* [Task to complete] Identify all lines in the listing that include the word "views", and copy them out.

* [Supplied material]

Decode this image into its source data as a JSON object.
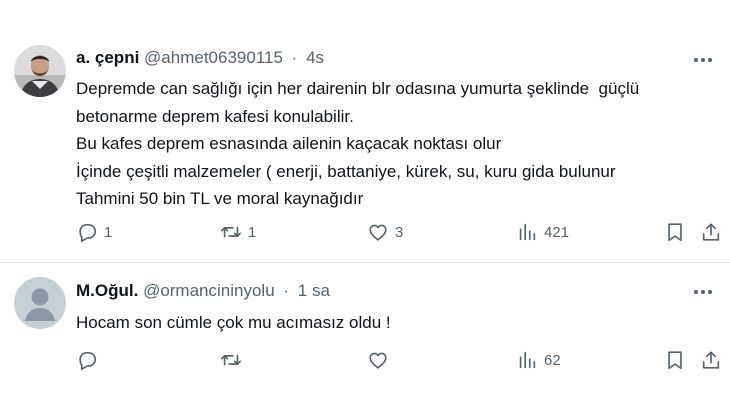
{
  "tweets": [
    {
      "name": "a. çepni",
      "handle": "@ahmet06390115",
      "separator": "·",
      "time": "4s",
      "lines": [
        "Depremde can sağlığı için her dairenin blr odasına yumurta şeklinde  güçlü",
        "betonarme deprem kafesi konulabilir.",
        "Bu kafes deprem esnasında ailenin kaçacak noktası olur",
        "İçinde çeşitli malzemeler ( enerji, battaniye, kürek, su, kuru gida bulunur",
        "Tahmini 50 bin TL ve moral kaynağıdır"
      ],
      "counts": {
        "replies": "1",
        "retweets": "1",
        "likes": "3",
        "views": "421"
      }
    },
    {
      "name": "M.Oğul.",
      "handle": "@ormancininyolu",
      "separator": "·",
      "time": "1 sa",
      "lines": [
        "Hocam son cümle çok mu acımasız oldu !"
      ],
      "counts": {
        "replies": "",
        "retweets": "",
        "likes": "",
        "views": "62"
      }
    }
  ],
  "icons": {
    "more": "more-horizontal-icon",
    "reply": "reply-bubble-icon",
    "retweet": "retweet-icon",
    "like": "heart-icon",
    "views": "views-bar-chart-icon",
    "bookmark": "bookmark-icon",
    "share": "share-upload-icon"
  },
  "colors": {
    "text": "#0f1419",
    "secondary": "#536471",
    "divider": "#e1e6ea"
  }
}
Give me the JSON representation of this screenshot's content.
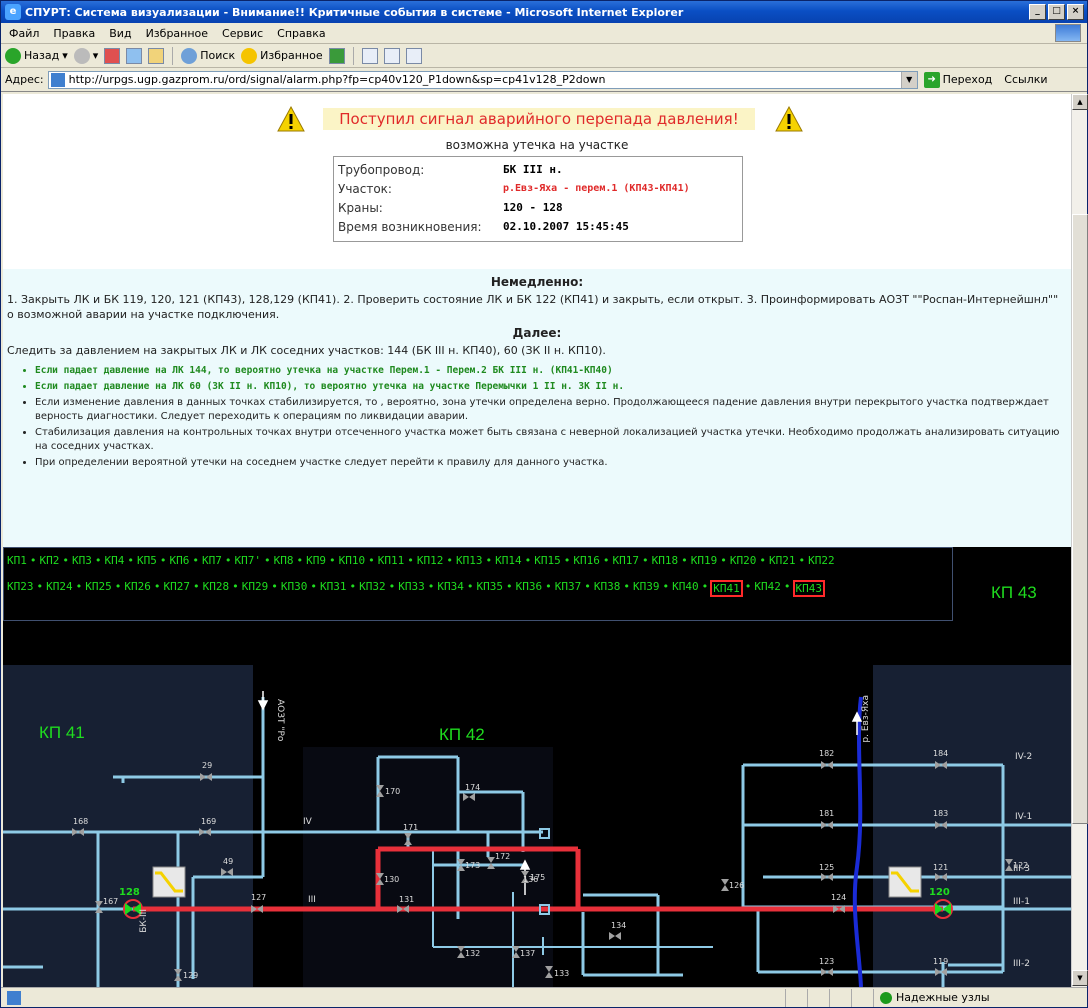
{
  "window": {
    "title": "СПУРТ: Система визуализации - Внимание!! Критичные события в системе - Microsoft Internet Explorer",
    "controls": [
      "_",
      "□",
      "×"
    ]
  },
  "menu": [
    "Файл",
    "Правка",
    "Вид",
    "Избранное",
    "Сервис",
    "Справка"
  ],
  "toolbar": {
    "back": "Назад",
    "search": "Поиск",
    "favorites": "Избранное"
  },
  "address": {
    "label": "Адрес:",
    "url": "http://urpgs.ugp.gazprom.ru/ord/signal/alarm.php?fp=cp40v120_P1down&sp=cp41v128_P2down",
    "go": "Переход",
    "links": "Ссылки"
  },
  "alert": {
    "title": "Поступил сигнал аварийного перепада давления!",
    "subtitle": "возможна утечка на участке",
    "rows": [
      {
        "key": "Трубопровод:",
        "value": "БК III н."
      },
      {
        "key": "Участок:",
        "value": "р.Евз-Яха - перем.1 (КП43-КП41)"
      },
      {
        "key": "Краны:",
        "value": "120 - 128"
      },
      {
        "key": "Время возникновения:",
        "value": "02.10.2007 15:45:45"
      }
    ]
  },
  "instructions": {
    "h_now": "Немедленно:",
    "now_text": "1. Закрыть ЛК и БК 119, 120, 121 (КП43), 128,129 (КП41). 2. Проверить состояние ЛК и БК 122 (КП41) и закрыть, если открыт. 3. Проинформировать АОЗТ \"\"Роспан-Интернейшнл\"\" о возможной аварии на участке подключения.",
    "h_next": "Далее:",
    "next_text": "Следить за давлением на закрытых ЛК и ЛК соседних участков: 144 (БК III н. КП40), 60 (ЗК II н. КП10).",
    "bullets": [
      {
        "text": "Если падает давление на ЛК 144, то вероятно утечка на участке Перем.1 - Перем.2 БК III н. (КП41-КП40)",
        "green": true
      },
      {
        "text": "Если падает давление на ЛК 60 (ЗК II н. КП10), то вероятно утечка на участке Перемычки 1 II н. ЗК II н.",
        "green": true
      },
      {
        "text": "Если изменение давления в данных точках стабилизируется, то , вероятно, зона утечки определена верно. Продолжающееся падение давления внутри перекрытого участка подтверждает верность диагностики. Следует переходить к операциям по ликвидации аварии.",
        "green": false
      },
      {
        "text": "Стабилизация давления на контрольных точках внутри отсеченного участка может быть связана с неверной локализацией участка утечки. Необходимо продолжать анализировать ситуацию на соседних участках.",
        "green": false
      },
      {
        "text": "При определении вероятной утечки на соседнем участке следует перейти к правилу для данного участка.",
        "green": false
      }
    ]
  },
  "kp_nav": {
    "row1": [
      "КП1",
      "КП2",
      "КП3",
      "КП4",
      "КП5",
      "КП6",
      "КП7",
      "КП7'",
      "КП8",
      "КП9",
      "КП10",
      "КП11",
      "КП12",
      "КП13",
      "КП14",
      "КП15",
      "КП16",
      "КП17",
      "КП18",
      "КП19",
      "КП20",
      "КП21",
      "КП22"
    ],
    "row2": [
      "КП23",
      "КП24",
      "КП25",
      "КП26",
      "КП27",
      "КП28",
      "КП29",
      "КП30",
      "КП31",
      "КП32",
      "КП33",
      "КП34",
      "КП35",
      "КП36",
      "КП37",
      "КП38",
      "КП39",
      "КП40",
      "КП41",
      "КП42",
      "КП43"
    ],
    "highlighted": [
      "КП41",
      "КП43"
    ],
    "sep": "•"
  },
  "scheme": {
    "labels": {
      "kp41": "КП 41",
      "kp42": "КП 42",
      "kp43": "КП 43"
    },
    "aozt": "АОЗТ \"Ро",
    "river": "р. Евз-Яха",
    "node_left": "128",
    "node_right": "120",
    "line_labels": [
      "IV-2",
      "IV-1",
      "IV",
      "III",
      "III-3",
      "III-1",
      "III-2",
      "БК-III"
    ],
    "valves": [
      "29",
      "168",
      "169",
      "167",
      "49",
      "127",
      "129",
      "170",
      "174",
      "171",
      "173",
      "172",
      "175",
      "130",
      "131",
      "132",
      "136",
      "137",
      "133",
      "134",
      "182",
      "184",
      "181",
      "183",
      "126",
      "122",
      "125",
      "121",
      "124",
      "123",
      "119"
    ],
    "pipe_color": "#8ecae6",
    "alarm_color": "#e8303a",
    "river_color": "#1a2bd6"
  },
  "status": {
    "zone": "Надежные узлы"
  }
}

* [Solution to the exercise]
        "views": "421"
        "views": "62"
    "views": "views-bar-chart-icon",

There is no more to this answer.